Is Chinese Investment Good for Workers?

A ChinaFile Conversation

China’s Belt and Road Initiative is a $1 trillion plan to deepen economic relations between itself and up to 60 other countries worldwide through large investments in infrastructure, construction, and other projects. Many commentators have considered the significance of Belt and Road from a political, economic, or even environmental perspective. This discussion, conceived and led by Aaron Halegua, considers a largely neglected topic: what are the initiative’s implications for labor in China and the target countries? To what extent do China’s investments create jobs for local workers versus Chinese workers? Are the projects positively impacting labor conditions in participating countries or driving down labor standards? Does it matter whether the Chinese investor is state-owned? And how do the answers to these questions vary across jurisdictions?

◇ ◇ ◇ ◇ ◇

Exercise task 1: Copy the rows exactly, from the first line down to the line containing "abstract-column: ABSTRACT Unusual", including both.
The Belt and Road text has no connection to the rows that come after it.

Element and region listings:
◇ ◇ ◇ ◇ ◇

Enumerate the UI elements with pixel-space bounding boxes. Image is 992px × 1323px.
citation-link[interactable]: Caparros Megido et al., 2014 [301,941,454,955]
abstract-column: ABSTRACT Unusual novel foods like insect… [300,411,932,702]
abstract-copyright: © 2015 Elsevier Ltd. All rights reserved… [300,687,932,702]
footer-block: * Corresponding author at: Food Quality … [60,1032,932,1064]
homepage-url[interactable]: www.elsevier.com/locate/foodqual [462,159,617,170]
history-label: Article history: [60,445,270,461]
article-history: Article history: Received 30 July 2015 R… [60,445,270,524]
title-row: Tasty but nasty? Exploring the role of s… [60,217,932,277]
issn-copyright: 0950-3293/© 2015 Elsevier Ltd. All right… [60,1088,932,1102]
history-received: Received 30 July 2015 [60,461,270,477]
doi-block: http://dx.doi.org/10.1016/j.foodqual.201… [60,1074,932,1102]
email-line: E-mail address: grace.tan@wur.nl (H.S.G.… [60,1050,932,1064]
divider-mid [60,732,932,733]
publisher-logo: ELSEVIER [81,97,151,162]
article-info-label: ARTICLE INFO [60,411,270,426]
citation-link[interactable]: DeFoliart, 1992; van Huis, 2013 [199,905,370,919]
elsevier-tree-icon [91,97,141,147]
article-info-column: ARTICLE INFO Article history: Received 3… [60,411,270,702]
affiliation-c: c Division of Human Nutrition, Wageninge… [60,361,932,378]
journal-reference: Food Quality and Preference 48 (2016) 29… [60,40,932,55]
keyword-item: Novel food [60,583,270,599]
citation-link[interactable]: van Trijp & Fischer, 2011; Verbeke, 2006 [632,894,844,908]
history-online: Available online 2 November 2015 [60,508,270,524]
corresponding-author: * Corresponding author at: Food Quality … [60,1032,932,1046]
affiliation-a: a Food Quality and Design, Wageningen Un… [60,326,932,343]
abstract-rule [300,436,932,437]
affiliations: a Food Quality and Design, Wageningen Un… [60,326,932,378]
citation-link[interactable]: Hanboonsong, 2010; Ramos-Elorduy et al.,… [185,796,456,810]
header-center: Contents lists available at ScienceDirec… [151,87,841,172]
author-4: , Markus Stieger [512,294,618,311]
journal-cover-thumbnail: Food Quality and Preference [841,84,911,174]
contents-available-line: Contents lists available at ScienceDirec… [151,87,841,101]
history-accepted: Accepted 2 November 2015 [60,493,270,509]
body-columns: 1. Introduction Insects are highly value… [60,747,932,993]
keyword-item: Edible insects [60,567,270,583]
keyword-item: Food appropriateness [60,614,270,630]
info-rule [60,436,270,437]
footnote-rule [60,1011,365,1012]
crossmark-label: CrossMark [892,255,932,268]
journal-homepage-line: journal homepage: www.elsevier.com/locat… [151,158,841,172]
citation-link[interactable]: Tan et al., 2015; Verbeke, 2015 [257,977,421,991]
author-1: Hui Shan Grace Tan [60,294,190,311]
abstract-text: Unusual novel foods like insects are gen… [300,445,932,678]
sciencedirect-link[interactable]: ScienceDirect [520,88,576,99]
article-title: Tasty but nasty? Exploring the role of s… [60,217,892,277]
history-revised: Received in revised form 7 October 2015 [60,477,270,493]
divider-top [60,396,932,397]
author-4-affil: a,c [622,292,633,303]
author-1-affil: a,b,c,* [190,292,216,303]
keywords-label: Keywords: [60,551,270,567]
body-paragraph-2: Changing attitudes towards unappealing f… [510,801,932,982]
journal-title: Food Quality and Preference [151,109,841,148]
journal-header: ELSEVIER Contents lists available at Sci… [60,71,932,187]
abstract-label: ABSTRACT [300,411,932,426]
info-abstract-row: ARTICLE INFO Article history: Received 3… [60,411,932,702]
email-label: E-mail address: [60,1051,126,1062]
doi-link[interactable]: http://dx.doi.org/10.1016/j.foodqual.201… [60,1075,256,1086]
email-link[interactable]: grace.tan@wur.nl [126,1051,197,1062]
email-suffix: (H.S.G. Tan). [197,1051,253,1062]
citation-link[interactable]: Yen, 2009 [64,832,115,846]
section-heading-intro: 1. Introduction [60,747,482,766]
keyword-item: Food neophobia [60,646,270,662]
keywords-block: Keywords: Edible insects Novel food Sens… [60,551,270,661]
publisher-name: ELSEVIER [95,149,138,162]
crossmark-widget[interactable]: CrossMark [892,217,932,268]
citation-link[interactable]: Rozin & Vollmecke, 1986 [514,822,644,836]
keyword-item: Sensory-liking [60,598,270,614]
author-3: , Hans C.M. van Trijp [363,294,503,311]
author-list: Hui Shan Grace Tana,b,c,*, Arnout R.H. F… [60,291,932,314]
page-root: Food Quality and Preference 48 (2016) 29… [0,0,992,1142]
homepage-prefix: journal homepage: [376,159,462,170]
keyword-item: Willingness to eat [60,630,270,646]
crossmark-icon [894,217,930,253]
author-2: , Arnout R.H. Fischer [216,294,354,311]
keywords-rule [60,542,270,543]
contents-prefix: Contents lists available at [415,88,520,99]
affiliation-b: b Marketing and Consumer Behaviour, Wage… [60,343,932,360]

◇ ◇ ◇ ◇ ◇

Exercise task 2:
Answer these questions about the Belt and Road text:
(a) What dollar figure is given for the initiative?
(b) Up to how many other countries does the plan involve?
(c) Who conceived and led the discussion?

Task solution 1:
Enumerate the UI elements with pixel-space bounding boxes. Image is 992px × 1323px.
citation-link[interactable]: Caparros Megido et al., 2014 [301,941,454,955]
abstract-column: ABSTRACT Unusual novel foods like insect… [300,411,932,702]

Task solution 2:
(a) $1 trillion
(b) Up to 60
(c) Aaron Halegua